** Goal **
All of the listing below must be repeated word for word. Pictures are the only thing to omit.

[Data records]
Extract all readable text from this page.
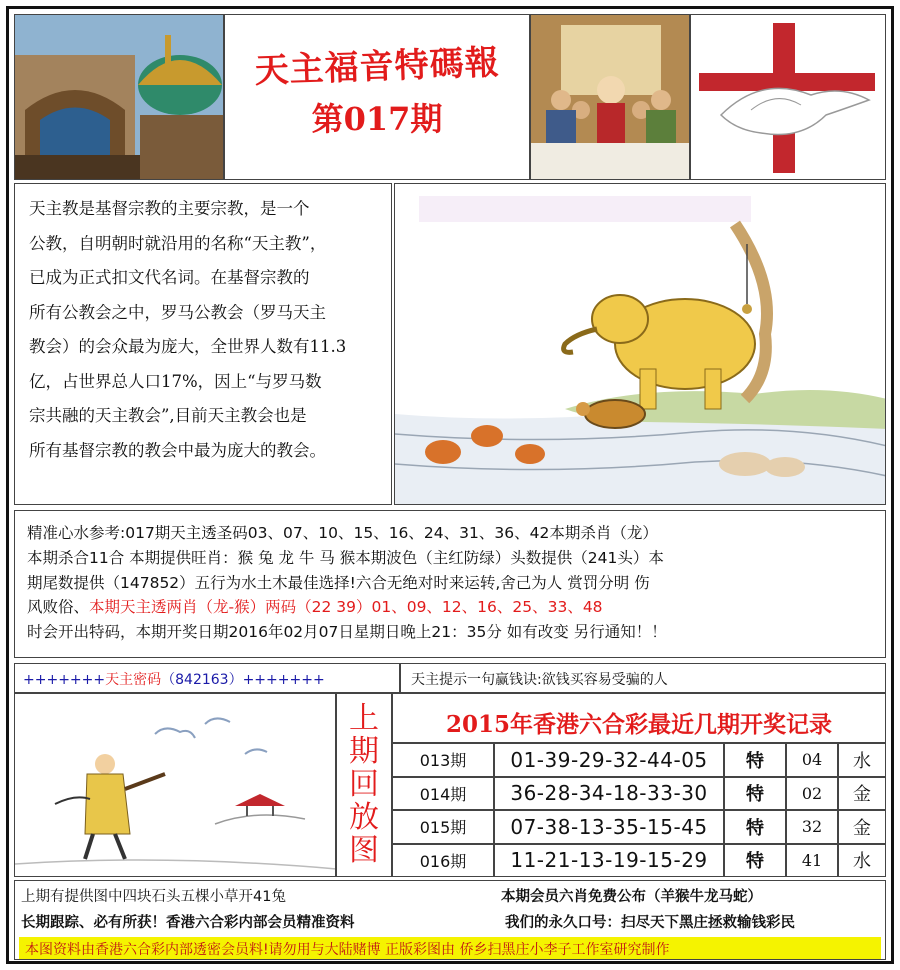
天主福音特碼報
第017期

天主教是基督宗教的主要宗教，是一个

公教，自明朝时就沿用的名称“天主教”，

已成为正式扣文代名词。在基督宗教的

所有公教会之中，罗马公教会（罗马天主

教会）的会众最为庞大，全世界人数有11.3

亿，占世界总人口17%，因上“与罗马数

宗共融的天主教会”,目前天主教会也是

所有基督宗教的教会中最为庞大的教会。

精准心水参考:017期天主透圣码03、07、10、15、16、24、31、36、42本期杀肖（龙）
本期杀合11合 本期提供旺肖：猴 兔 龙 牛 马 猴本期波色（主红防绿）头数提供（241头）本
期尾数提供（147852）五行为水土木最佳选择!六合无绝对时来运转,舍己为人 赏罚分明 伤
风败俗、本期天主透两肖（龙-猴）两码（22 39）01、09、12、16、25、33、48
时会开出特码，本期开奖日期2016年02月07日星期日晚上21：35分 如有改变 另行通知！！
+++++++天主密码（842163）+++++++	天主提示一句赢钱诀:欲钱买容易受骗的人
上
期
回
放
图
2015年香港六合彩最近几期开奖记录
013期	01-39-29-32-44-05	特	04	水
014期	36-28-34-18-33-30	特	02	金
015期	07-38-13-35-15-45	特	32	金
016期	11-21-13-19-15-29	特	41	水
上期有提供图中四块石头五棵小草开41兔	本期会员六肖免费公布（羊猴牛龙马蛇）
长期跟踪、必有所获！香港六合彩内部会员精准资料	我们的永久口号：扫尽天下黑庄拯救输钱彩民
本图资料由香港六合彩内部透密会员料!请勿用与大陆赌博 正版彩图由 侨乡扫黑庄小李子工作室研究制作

** Written solution **
Extract all readable text from this page.
天主福音特碼報
第017期

天主教是基督宗教的主要宗教，是一个

公教，自明朝时就沿用的名称“天主教”，

已成为正式扣文代名词。在基督宗教的

所有公教会之中，罗马公教会（罗马天主

教会）的会众最为庞大，全世界人数有11.3

亿，占世界总人口17%，因上“与罗马数

宗共融的天主教会”,目前天主教会也是

所有基督宗教的教会中最为庞大的教会。

精准心水参考:017期天主透圣码03、07、10、15、16、24、31、36、42本期杀肖（龙）
本期杀合11合 本期提供旺肖：猴 兔 龙 牛 马 猴本期波色（主红防绿）头数提供（241头）本
期尾数提供（147852）五行为水土木最佳选择!六合无绝对时来运转,舍己为人 赏罚分明 伤
风败俗、本期天主透两肖（龙-猴）两码（22 39）01、09、12、16、25、33、48
时会开出特码，本期开奖日期2016年02月07日星期日晚上21：35分 如有改变 另行通知！！
+++++++天主密码（842163）+++++++	天主提示一句赢钱诀:欲钱买容易受骗的人
上
期
回
放
图
2015年香港六合彩最近几期开奖记录
013期	01-39-29-32-44-05	特	04	水
014期	36-28-34-18-33-30	特	02	金
015期	07-38-13-35-15-45	特	32	金
016期	11-21-13-19-15-29	特	41	水
上期有提供图中四块石头五棵小草开41兔	本期会员六肖免费公布（羊猴牛龙马蛇）
长期跟踪、必有所获！香港六合彩内部会员精准资料	我们的永久口号：扫尽天下黑庄拯救输钱彩民
本图资料由香港六合彩内部透密会员料!请勿用与大陆赌博 正版彩图由 侨乡扫黑庄小李子工作室研究制作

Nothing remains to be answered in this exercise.